[Some records]
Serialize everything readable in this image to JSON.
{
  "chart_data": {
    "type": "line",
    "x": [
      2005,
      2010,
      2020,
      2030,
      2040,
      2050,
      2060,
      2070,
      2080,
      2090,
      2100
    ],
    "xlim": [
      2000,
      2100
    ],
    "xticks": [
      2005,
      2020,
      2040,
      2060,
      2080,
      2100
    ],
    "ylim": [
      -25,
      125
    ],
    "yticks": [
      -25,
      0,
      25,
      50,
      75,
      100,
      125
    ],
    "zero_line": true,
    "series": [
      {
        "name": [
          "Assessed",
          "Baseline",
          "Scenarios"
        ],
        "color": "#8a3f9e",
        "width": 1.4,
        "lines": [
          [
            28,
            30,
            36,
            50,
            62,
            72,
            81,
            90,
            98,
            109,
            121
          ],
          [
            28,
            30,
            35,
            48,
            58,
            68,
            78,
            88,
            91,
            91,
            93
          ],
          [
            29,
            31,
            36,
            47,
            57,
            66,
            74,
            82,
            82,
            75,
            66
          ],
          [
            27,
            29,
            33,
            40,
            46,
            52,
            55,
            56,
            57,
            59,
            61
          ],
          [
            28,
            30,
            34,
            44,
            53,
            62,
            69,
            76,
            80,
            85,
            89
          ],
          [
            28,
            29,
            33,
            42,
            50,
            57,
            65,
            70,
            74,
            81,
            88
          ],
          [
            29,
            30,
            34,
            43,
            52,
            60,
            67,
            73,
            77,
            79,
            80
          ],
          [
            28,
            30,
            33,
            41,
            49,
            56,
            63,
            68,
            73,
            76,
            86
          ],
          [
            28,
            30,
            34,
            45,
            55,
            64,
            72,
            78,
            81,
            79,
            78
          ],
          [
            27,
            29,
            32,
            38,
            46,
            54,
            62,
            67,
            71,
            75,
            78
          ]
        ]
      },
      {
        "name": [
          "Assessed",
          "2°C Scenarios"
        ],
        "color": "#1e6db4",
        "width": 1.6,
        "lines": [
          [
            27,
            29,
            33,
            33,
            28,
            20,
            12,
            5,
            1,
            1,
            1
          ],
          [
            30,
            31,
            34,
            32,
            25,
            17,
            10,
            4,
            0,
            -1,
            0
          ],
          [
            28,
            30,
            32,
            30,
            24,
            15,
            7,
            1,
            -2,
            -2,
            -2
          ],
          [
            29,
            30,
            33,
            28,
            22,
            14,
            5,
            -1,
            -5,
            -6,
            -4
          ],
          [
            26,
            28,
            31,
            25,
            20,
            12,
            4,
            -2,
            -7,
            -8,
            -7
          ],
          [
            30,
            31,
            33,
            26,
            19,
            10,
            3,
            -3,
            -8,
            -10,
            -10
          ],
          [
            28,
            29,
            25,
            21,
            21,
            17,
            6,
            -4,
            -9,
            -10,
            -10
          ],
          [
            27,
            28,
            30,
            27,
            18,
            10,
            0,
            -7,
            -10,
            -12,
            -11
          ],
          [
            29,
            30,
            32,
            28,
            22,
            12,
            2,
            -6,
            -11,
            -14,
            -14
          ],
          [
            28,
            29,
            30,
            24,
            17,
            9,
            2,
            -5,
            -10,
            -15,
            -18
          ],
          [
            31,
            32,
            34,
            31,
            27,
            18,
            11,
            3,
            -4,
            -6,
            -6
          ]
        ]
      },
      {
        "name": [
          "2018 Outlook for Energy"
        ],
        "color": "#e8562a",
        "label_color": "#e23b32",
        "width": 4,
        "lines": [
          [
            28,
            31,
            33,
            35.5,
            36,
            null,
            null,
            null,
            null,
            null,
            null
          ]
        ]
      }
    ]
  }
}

• [GIVEN EXERCISE]:
Make an exact copy of every entry.

• [EXPECTED ANSWER]:
Serialize everything readable in this image to JSON.
{
  "chart_data": {
    "type": "line",
    "x": [
      2005,
      2010,
      2020,
      2030,
      2040,
      2050,
      2060,
      2070,
      2080,
      2090,
      2100
    ],
    "xlim": [
      2000,
      2100
    ],
    "xticks": [
      2005,
      2020,
      2040,
      2060,
      2080,
      2100
    ],
    "ylim": [
      -25,
      125
    ],
    "yticks": [
      -25,
      0,
      25,
      50,
      75,
      100,
      125
    ],
    "zero_line": true,
    "series": [
      {
        "name": [
          "Assessed",
          "Baseline",
          "Scenarios"
        ],
        "color": "#8a3f9e",
        "width": 1.4,
        "lines": [
          [
            28,
            30,
            36,
            50,
            62,
            72,
            81,
            90,
            98,
            109,
            121
          ],
          [
            28,
            30,
            35,
            48,
            58,
            68,
            78,
            88,
            91,
            91,
            93
          ],
          [
            29,
            31,
            36,
            47,
            57,
            66,
            74,
            82,
            82,
            75,
            66
          ],
          [
            27,
            29,
            33,
            40,
            46,
            52,
            55,
            56,
            57,
            59,
            61
          ],
          [
            28,
            30,
            34,
            44,
            53,
            62,
            69,
            76,
            80,
            85,
            89
          ],
          [
            28,
            29,
            33,
            42,
            50,
            57,
            65,
            70,
            74,
            81,
            88
          ],
          [
            29,
            30,
            34,
            43,
            52,
            60,
            67,
            73,
            77,
            79,
            80
          ],
          [
            28,
            30,
            33,
            41,
            49,
            56,
            63,
            68,
            73,
            76,
            86
          ],
          [
            28,
            30,
            34,
            45,
            55,
            64,
            72,
            78,
            81,
            79,
            78
          ],
          [
            27,
            29,
            32,
            38,
            46,
            54,
            62,
            67,
            71,
            75,
            78
          ]
        ]
      },
      {
        "name": [
          "Assessed",
          "2°C Scenarios"
        ],
        "color": "#1e6db4",
        "width": 1.6,
        "lines": [
          [
            27,
            29,
            33,
            33,
            28,
            20,
            12,
            5,
            1,
            1,
            1
          ],
          [
            30,
            31,
            34,
            32,
            25,
            17,
            10,
            4,
            0,
            -1,
            0
          ],
          [
            28,
            30,
            32,
            30,
            24,
            15,
            7,
            1,
            -2,
            -2,
            -2
          ],
          [
            29,
            30,
            33,
            28,
            22,
            14,
            5,
            -1,
            -5,
            -6,
            -4
          ],
          [
            26,
            28,
            31,
            25,
            20,
            12,
            4,
            -2,
            -7,
            -8,
            -7
          ],
          [
            30,
            31,
            33,
            26,
            19,
            10,
            3,
            -3,
            -8,
            -10,
            -10
          ],
          [
            28,
            29,
            25,
            21,
            21,
            17,
            6,
            -4,
            -9,
            -10,
            -10
          ],
          [
            27,
            28,
            30,
            27,
            18,
            10,
            0,
            -7,
            -10,
            -12,
            -11
          ],
          [
            29,
            30,
            32,
            28,
            22,
            12,
            2,
            -6,
            -11,
            -14,
            -14
          ],
          [
            28,
            29,
            30,
            24,
            17,
            9,
            2,
            -5,
            -10,
            -15,
            -18
          ],
          [
            31,
            32,
            34,
            31,
            27,
            18,
            11,
            3,
            -4,
            -6,
            -6
          ]
        ]
      },
      {
        "name": [
          "2018 Outlook for Energy"
        ],
        "color": "#e8562a",
        "label_color": "#e23b32",
        "width": 4,
        "lines": [
          [
            28,
            31,
            33,
            35.5,
            36,
            null,
            null,
            null,
            null,
            null,
            null
          ]
        ]
      }
    ]
  }
}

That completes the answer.